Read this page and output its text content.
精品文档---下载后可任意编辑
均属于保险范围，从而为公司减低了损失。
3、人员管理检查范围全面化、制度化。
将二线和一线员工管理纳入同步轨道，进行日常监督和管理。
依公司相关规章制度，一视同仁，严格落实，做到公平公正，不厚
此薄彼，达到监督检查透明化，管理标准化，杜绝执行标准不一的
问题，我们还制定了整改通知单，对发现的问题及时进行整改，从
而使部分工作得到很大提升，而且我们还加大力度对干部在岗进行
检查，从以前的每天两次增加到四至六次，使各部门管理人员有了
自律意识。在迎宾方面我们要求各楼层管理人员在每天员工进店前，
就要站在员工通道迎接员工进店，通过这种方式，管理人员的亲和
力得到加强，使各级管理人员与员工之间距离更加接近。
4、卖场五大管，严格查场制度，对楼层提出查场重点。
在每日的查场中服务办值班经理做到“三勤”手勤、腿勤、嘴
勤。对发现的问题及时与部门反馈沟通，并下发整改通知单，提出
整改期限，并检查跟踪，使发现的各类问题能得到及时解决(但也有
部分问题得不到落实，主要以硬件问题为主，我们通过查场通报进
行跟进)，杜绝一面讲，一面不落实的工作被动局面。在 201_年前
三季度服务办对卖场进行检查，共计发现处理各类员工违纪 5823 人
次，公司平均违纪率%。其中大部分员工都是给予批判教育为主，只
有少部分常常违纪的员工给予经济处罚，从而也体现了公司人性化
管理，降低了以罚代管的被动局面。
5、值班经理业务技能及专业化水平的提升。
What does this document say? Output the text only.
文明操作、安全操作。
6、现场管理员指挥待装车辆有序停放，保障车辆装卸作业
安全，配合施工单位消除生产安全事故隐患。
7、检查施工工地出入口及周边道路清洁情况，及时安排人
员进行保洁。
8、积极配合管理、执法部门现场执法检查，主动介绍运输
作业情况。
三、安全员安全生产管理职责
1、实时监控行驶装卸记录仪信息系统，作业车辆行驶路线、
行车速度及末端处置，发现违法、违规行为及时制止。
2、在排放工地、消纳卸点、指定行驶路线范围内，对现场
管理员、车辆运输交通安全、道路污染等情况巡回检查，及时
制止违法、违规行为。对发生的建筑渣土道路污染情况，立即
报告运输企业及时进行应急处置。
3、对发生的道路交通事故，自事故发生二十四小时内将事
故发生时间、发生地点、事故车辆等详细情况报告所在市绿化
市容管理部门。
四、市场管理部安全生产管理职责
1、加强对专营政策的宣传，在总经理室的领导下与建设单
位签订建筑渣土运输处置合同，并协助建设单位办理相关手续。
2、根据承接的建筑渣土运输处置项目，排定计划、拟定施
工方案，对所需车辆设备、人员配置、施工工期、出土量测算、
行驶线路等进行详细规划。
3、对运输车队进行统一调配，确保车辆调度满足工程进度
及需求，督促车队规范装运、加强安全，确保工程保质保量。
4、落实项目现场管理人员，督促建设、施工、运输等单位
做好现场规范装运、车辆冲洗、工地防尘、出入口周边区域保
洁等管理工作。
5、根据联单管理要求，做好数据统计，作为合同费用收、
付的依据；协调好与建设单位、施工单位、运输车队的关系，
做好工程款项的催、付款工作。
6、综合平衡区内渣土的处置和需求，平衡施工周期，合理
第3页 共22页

===

Your goal: Reproduce each record shown above without altering a single word.

The output:
Read this page and output its text content.
精品文档---下载后可任意编辑
均属于保险范围，从而为公司减低了损失。
3、人员管理检查范围全面化、制度化。
将二线和一线员工管理纳入同步轨道，进行日常监督和管理。
依公司相关规章制度，一视同仁，严格落实，做到公平公正，不厚
此薄彼，达到监督检查透明化，管理标准化，杜绝执行标准不一的
问题，我们还制定了整改通知单，对发现的问题及时进行整改，从
而使部分工作得到很大提升，而且我们还加大力度对干部在岗进行
检查，从以前的每天两次增加到四至六次，使各部门管理人员有了
自律意识。在迎宾方面我们要求各楼层管理人员在每天员工进店前，
就要站在员工通道迎接员工进店，通过这种方式，管理人员的亲和
力得到加强，使各级管理人员与员工之间距离更加接近。
4、卖场五大管，严格查场制度，对楼层提出查场重点。
在每日的查场中服务办值班经理做到“三勤”手勤、腿勤、嘴
勤。对发现的问题及时与部门反馈沟通，并下发整改通知单，提出
整改期限，并检查跟踪，使发现的各类问题能得到及时解决(但也有
部分问题得不到落实，主要以硬件问题为主，我们通过查场通报进
行跟进)，杜绝一面讲，一面不落实的工作被动局面。在 201_年前
三季度服务办对卖场进行检查，共计发现处理各类员工违纪 5823 人
次，公司平均违纪率%。其中大部分员工都是给予批判教育为主，只
有少部分常常违纪的员工给予经济处罚，从而也体现了公司人性化
管理，降低了以罚代管的被动局面。
5、值班经理业务技能及专业化水平的提升。
What does this document say? Output the text only.
文明操作、安全操作。
6、现场管理员指挥待装车辆有序停放，保障车辆装卸作业
安全，配合施工单位消除生产安全事故隐患。
7、检查施工工地出入口及周边道路清洁情况，及时安排人
员进行保洁。
8、积极配合管理、执法部门现场执法检查，主动介绍运输
作业情况。
三、安全员安全生产管理职责
1、实时监控行驶装卸记录仪信息系统，作业车辆行驶路线、
行车速度及末端处置，发现违法、违规行为及时制止。
2、在排放工地、消纳卸点、指定行驶路线范围内，对现场
管理员、车辆运输交通安全、道路污染等情况巡回检查，及时
制止违法、违规行为。对发生的建筑渣土道路污染情况，立即
报告运输企业及时进行应急处置。
3、对发生的道路交通事故，自事故发生二十四小时内将事
故发生时间、发生地点、事故车辆等详细情况报告所在市绿化
市容管理部门。
四、市场管理部安全生产管理职责
1、加强对专营政策的宣传，在总经理室的领导下与建设单
位签订建筑渣土运输处置合同，并协助建设单位办理相关手续。
2、根据承接的建筑渣土运输处置项目，排定计划、拟定施
工方案，对所需车辆设备、人员配置、施工工期、出土量测算、
行驶线路等进行详细规划。
3、对运输车队进行统一调配，确保车辆调度满足工程进度
及需求，督促车队规范装运、加强安全，确保工程保质保量。
4、落实项目现场管理人员，督促建设、施工、运输等单位
做好现场规范装运、车辆冲洗、工地防尘、出入口周边区域保
洁等管理工作。
5、根据联单管理要求，做好数据统计，作为合同费用收、
付的依据；协调好与建设单位、施工单位、运输车队的关系，
做好工程款项的催、付款工作。
6、综合平衡区内渣土的处置和需求，平衡施工周期，合理
第3页 共22页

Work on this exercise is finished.